### GOAL
In the review of The Catcher in the Rye, why might Holden's claim that Pencey "was full of crooks" rest on too little evidence? Answer in one to three sentences.

### PASSAGE
--

The author evidently takes a dim view of prep school life, and few writers have presented it with more effortless devastation. Holden's reminiscences and observations are short and to the point. "Pencey," he tells us, "was full of crooks. Quite a few guys came from these very wealthy families, but it was full of crooks anyway. The more expensive a school is, the more crooks it has. I'm not kidding." Holden is sometimes, but not for long, a little bitter, and it may be he has a tendency to generalize from too little evidence ( in this case his camel's-hair coat, had been stolen out of his room), but he has seen and done a lot for a 16-year-old, and a lot has been done to him. Mr. Salinger, gives us a peek at Pencey's headmaster, who knows just which parents to talk with, which to ignore, gives a glimpse, too, of alumni and assorted students. Then there is a fine chapter in which Holden calls to say good-bye to an ancient teacher, an unlovable Mr. Chips without wisdom or imagination.
Poignant Reflections of Youth
In New York Holden's nightmarish efforts to escape from himself by liquor, sex, night clubs, movies, sociability - anything and everything - are fruitless. Misadventure piles on misadventure, but he bears it all with a grim cheerfulness and stubborn courage. He is finally saved as a result of his meeting with his little sister Phoebe, like Holden a wonderful creation. She is the single person who supplies - and just in time - the affection that Holden needs.
Certainly you'll look a long time before you'll meet another youngster like Holden Caulfield, as likable and, in spite of his failings, as sound. And though he's still not out of the woods entirely, there at the end, still we think he is going to turn out all right. We couldn't even be surprised if he grew up to write a few books (he talks about books quite a lot), books like "Of Human Bondage," "Look Homeward, Angel," or "The Catcher in the Rye" - nothing so childish and innocent as "Seventeen," though.
A pretty good small volume of Holden's observations could be put together right now out of Mr. Salinger's book: call it "The Maxims and Moral Reflections of Holden Caulfield," say. Thus, On the Movies: "I can understand somebody going to the movies because there is nothing else to do, but when somebody really wants to go, then it depresses hell out of me." On Life is a Game: "If you get on the side where all the hot-shots are, then it's a game, all right. But if you get on the other side, where there aren't any hot-shots, then what's a game about it? Nothing. No game." On Teachers: "You don't have to think too hard when you talk to a teacher." On War: "I don't think I could stand it if they'd just take you out and shoot you, but you have to stay in the Army so *** long."

--

### PROVIDED INFORMATION
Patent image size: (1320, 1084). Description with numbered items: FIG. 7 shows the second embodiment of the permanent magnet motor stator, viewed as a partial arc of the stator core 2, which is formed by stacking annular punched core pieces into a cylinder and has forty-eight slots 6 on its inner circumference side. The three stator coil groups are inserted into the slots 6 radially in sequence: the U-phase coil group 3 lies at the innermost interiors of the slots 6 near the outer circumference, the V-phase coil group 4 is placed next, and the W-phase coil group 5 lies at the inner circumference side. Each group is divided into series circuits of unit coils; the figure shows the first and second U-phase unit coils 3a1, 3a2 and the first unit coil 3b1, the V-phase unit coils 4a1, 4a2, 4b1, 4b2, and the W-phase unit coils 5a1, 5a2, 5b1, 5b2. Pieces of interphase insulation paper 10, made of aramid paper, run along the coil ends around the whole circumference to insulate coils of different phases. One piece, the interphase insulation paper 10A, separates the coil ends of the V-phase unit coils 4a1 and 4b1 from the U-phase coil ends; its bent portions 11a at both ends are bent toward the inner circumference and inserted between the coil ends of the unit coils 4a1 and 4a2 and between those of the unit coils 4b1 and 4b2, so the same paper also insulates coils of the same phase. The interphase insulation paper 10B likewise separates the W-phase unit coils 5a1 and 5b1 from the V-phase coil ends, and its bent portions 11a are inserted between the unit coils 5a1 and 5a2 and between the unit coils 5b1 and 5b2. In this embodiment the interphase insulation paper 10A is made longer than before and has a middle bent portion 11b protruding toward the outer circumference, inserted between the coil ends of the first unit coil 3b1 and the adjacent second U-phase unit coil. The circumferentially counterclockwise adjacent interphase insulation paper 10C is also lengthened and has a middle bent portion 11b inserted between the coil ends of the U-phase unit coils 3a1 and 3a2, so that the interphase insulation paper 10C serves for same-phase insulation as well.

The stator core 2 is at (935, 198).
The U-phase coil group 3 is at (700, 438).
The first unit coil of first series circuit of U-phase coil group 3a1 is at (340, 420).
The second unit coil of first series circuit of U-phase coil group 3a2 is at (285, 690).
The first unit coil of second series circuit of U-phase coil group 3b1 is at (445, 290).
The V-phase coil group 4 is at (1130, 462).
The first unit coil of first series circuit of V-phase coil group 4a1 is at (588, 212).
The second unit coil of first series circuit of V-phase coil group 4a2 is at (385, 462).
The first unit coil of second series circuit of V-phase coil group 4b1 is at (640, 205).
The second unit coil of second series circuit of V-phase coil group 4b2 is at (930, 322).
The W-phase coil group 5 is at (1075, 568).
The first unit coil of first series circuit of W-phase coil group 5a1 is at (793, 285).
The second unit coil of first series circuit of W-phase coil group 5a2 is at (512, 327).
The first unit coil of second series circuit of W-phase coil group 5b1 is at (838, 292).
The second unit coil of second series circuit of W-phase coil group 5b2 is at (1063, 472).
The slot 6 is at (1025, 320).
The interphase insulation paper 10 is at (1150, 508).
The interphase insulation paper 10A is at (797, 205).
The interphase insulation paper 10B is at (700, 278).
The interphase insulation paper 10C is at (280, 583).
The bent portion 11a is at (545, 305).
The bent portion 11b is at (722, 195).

--

### COMPLETED TASK
The review suggests Holden may be generalizing from a single incident: his camel's-hair coat had been stolen out of his room.